> [Exercise inputs]:
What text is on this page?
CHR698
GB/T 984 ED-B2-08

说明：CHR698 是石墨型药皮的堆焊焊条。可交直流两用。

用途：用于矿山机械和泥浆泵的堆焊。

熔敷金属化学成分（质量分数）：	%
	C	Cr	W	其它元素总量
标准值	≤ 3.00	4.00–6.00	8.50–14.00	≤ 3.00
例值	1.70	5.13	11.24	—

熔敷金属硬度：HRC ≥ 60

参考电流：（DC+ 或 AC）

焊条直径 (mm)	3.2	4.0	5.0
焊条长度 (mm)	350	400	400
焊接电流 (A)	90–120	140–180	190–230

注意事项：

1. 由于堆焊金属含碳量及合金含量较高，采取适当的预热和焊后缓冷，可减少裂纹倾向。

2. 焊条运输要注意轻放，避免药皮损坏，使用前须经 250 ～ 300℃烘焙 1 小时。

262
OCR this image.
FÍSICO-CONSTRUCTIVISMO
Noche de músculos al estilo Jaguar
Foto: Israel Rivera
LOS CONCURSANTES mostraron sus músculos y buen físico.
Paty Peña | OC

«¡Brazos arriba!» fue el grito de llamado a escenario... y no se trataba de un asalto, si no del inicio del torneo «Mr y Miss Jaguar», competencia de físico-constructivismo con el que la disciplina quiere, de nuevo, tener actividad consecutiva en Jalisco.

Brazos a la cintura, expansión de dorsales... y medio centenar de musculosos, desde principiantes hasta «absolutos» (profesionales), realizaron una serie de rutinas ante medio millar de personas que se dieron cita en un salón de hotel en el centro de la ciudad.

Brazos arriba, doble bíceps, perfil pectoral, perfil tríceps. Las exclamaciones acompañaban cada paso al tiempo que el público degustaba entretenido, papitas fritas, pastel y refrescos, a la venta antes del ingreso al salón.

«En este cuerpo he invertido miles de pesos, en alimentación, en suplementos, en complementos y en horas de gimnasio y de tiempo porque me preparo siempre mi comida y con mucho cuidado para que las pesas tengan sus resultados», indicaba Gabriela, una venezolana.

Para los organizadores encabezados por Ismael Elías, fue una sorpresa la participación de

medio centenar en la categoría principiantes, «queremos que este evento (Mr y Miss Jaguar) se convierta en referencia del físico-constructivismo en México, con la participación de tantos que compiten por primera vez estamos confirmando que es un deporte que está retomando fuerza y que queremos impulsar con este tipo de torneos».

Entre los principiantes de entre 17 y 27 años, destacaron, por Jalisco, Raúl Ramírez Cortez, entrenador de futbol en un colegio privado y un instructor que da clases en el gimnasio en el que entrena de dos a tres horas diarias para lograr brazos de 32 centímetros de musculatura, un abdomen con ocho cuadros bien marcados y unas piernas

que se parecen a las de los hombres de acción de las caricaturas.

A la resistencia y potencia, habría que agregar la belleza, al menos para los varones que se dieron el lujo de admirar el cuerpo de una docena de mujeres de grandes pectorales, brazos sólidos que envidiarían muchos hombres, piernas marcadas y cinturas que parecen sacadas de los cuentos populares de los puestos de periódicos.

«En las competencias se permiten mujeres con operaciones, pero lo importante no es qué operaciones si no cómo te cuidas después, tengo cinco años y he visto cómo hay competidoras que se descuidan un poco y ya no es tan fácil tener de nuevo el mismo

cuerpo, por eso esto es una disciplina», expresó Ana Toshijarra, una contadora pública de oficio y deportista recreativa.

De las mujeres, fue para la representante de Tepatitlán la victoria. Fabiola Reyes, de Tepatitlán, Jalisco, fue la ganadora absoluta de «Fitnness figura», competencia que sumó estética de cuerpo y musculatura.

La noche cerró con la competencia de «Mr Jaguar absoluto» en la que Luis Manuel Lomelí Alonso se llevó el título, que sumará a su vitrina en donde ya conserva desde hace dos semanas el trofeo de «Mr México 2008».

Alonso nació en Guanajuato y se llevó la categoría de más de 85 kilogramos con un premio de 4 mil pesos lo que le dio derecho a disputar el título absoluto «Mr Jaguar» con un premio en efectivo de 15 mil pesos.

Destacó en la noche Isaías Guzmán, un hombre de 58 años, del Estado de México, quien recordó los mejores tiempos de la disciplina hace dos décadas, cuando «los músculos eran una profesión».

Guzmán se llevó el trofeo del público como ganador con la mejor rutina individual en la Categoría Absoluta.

> [Your instructions]: Using the listing above, retype each line exactly.

> [Result of this task]:
What text is on this page?
CHR698
GB/T 984 ED-B2-08

说明：CHR698 是石墨型药皮的堆焊焊条。可交直流两用。

用途：用于矿山机械和泥浆泵的堆焊。

熔敷金属化学成分（质量分数）：	%
	C	Cr	W	其它元素总量
标准值	≤ 3.00	4.00–6.00	8.50–14.00	≤ 3.00
例值	1.70	5.13	11.24	—

熔敷金属硬度：HRC ≥ 60

参考电流：（DC+ 或 AC）

焊条直径 (mm)	3.2	4.0	5.0
焊条长度 (mm)	350	400	400
焊接电流 (A)	90–120	140–180	190–230

注意事项：

1. 由于堆焊金属含碳量及合金含量较高，采取适当的预热和焊后缓冷，可减少裂纹倾向。

2. 焊条运输要注意轻放，避免药皮损坏，使用前须经 250 ～ 300℃烘焙 1 小时。

262
OCR this image.
FÍSICO-CONSTRUCTIVISMO
Noche de músculos al estilo Jaguar
Foto: Israel Rivera
LOS CONCURSANTES mostraron sus músculos y buen físico.
Paty Peña | OC

«¡Brazos arriba!» fue el grito de llamado a escenario... y no se trataba de un asalto, si no del inicio del torneo «Mr y Miss Jaguar», competencia de físico-constructivismo con el que la disciplina quiere, de nuevo, tener actividad consecutiva en Jalisco.

Brazos a la cintura, expansión de dorsales... y medio centenar de musculosos, desde principiantes hasta «absolutos» (profesionales), realizaron una serie de rutinas ante medio millar de personas que se dieron cita en un salón de hotel en el centro de la ciudad.

Brazos arriba, doble bíceps, perfil pectoral, perfil tríceps. Las exclamaciones acompañaban cada paso al tiempo que el público degustaba entretenido, papitas fritas, pastel y refrescos, a la venta antes del ingreso al salón.

«En este cuerpo he invertido miles de pesos, en alimentación, en suplementos, en complementos y en horas de gimnasio y de tiempo porque me preparo siempre mi comida y con mucho cuidado para que las pesas tengan sus resultados», indicaba Gabriela, una venezolana.

Para los organizadores encabezados por Ismael Elías, fue una sorpresa la participación de

medio centenar en la categoría principiantes, «queremos que este evento (Mr y Miss Jaguar) se convierta en referencia del físico-constructivismo en México, con la participación de tantos que compiten por primera vez estamos confirmando que es un deporte que está retomando fuerza y que queremos impulsar con este tipo de torneos».

Entre los principiantes de entre 17 y 27 años, destacaron, por Jalisco, Raúl Ramírez Cortez, entrenador de futbol en un colegio privado y un instructor que da clases en el gimnasio en el que entrena de dos a tres horas diarias para lograr brazos de 32 centímetros de musculatura, un abdomen con ocho cuadros bien marcados y unas piernas

que se parecen a las de los hombres de acción de las caricaturas.

A la resistencia y potencia, habría que agregar la belleza, al menos para los varones que se dieron el lujo de admirar el cuerpo de una docena de mujeres de grandes pectorales, brazos sólidos que envidiarían muchos hombres, piernas marcadas y cinturas que parecen sacadas de los cuentos populares de los puestos de periódicos.

«En las competencias se permiten mujeres con operaciones, pero lo importante no es qué operaciones si no cómo te cuidas después, tengo cinco años y he visto cómo hay competidoras que se descuidan un poco y ya no es tan fácil tener de nuevo el mismo

cuerpo, por eso esto es una disciplina», expresó Ana Toshijarra, una contadora pública de oficio y deportista recreativa.

De las mujeres, fue para la representante de Tepatitlán la victoria. Fabiola Reyes, de Tepatitlán, Jalisco, fue la ganadora absoluta de «Fitnness figura», competencia que sumó estética de cuerpo y musculatura.

La noche cerró con la competencia de «Mr Jaguar absoluto» en la que Luis Manuel Lomelí Alonso se llevó el título, que sumará a su vitrina en donde ya conserva desde hace dos semanas el trofeo de «Mr México 2008».

Alonso nació en Guanajuato y se llevó la categoría de más de 85 kilogramos con un premio de 4 mil pesos lo que le dio derecho a disputar el título absoluto «Mr Jaguar» con un premio en efectivo de 15 mil pesos.

Destacó en la noche Isaías Guzmán, un hombre de 58 años, del Estado de México, quien recordó los mejores tiempos de la disciplina hace dos décadas, cuando «los músculos eran una profesión».

Guzmán se llevó el trofeo del público como ganador con la mejor rutina individual en la Categoría Absoluta.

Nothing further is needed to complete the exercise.